De lá para cá, 15 anos!!!

Me lembro que lá no início do meu diagnóstico eu ainda achava que aquilo tudo - as agulhas, as várias injeções ao dia, os muitos furos nos dedos - ia passar.

Na minha falta de conhecimento sobre a doença autoimune que tinha chegado no susto, a minha dedicação ao tratamento me levava a acreditar que ‘só’ isso seria o suficiente para fazer o tal do diabetes tipo 1 ir embora do mesmo jeito que tinha chegado. 

Logo eu aprendi que não seria bem assim…
E aí, logo também já decidi que eu não ia me render àquele tal.

Puxei todo o ar que podia e mergulhei de cabeça no mundo da condição que tinha se tornado minha companheira sem mesmo ter sido convidada.

Muita informação! (da boa e da ruim, vale dizer)
Muita leitura, muita pergunta, muitas respostas que ainda nem estavam lá.
Muita pesquisa, muita vontade de me colocar à disposição pra tudo que fosse me ajudar nessa missão de conviver com a doçura do diabetes.

Cheguei a marcar uma consulta com o Dr. Júlio Voltarelli, que hoje não está mais nesse plano, mas que na época liderava a pesquisa do uso de células tronco para a cura do DM1.

Material fornecido:
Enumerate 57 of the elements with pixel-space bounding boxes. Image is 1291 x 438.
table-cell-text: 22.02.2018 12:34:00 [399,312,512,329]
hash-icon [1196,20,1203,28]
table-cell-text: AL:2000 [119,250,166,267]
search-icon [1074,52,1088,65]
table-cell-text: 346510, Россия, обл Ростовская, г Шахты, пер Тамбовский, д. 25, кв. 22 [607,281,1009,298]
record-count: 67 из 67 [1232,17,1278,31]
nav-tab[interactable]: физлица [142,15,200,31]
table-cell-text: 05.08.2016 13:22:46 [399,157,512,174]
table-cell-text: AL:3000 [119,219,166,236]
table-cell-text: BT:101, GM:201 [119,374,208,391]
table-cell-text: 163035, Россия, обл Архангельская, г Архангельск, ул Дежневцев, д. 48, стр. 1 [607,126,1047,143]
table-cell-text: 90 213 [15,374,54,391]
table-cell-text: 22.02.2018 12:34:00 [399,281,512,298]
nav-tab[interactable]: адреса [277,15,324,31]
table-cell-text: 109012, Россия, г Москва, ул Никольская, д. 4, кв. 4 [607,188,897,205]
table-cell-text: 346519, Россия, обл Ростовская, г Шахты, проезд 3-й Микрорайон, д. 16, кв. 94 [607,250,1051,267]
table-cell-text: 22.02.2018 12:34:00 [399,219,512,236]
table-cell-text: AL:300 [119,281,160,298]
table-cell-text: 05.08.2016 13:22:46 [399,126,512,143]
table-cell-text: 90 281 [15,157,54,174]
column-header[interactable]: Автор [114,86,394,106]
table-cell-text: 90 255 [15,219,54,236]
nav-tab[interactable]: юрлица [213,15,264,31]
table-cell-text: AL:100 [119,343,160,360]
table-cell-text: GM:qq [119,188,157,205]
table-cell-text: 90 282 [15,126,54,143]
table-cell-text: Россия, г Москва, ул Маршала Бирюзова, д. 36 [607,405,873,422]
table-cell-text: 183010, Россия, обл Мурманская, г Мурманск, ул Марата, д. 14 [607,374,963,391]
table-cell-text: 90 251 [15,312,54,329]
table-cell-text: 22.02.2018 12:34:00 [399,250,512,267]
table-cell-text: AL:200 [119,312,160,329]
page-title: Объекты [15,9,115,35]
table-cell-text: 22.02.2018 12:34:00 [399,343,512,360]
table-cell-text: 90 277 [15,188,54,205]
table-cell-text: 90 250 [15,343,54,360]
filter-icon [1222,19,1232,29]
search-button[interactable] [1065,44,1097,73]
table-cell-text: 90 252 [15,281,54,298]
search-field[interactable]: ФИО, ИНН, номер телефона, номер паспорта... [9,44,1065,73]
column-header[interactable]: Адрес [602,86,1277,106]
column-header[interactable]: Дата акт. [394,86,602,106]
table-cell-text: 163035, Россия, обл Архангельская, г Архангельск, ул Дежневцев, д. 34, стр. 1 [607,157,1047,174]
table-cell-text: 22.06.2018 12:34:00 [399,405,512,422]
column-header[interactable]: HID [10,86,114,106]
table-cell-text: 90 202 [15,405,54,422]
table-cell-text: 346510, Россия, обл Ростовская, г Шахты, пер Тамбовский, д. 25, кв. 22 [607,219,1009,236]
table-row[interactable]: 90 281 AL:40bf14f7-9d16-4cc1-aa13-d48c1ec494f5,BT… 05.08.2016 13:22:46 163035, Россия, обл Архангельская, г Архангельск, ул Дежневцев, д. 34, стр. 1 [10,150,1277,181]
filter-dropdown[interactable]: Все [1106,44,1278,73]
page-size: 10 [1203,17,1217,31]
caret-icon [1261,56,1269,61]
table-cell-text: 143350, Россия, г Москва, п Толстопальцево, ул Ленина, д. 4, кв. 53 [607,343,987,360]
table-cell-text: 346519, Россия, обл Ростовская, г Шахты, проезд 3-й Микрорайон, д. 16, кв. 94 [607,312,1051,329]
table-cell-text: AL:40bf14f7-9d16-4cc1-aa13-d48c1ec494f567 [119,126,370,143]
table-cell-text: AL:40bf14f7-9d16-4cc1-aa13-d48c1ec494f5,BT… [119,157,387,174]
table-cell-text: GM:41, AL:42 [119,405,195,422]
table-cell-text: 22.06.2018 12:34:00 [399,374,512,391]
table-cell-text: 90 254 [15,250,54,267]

Tarefa a realizar: Transcreva sem nenhuma alteração o trecho do texto sobre o diabetes tipo 1 que vai de "Muita leitura, muita" até "doçura do diabetes.".

Área de resposta:
Muita leitura, muita pergunta, muitas respostas que ainda nem estavam lá.
Muita pesquisa, muita vontade de me colocar à disposição pra tudo que fosse me ajudar nessa missão de conviver com a doçura do diabetes.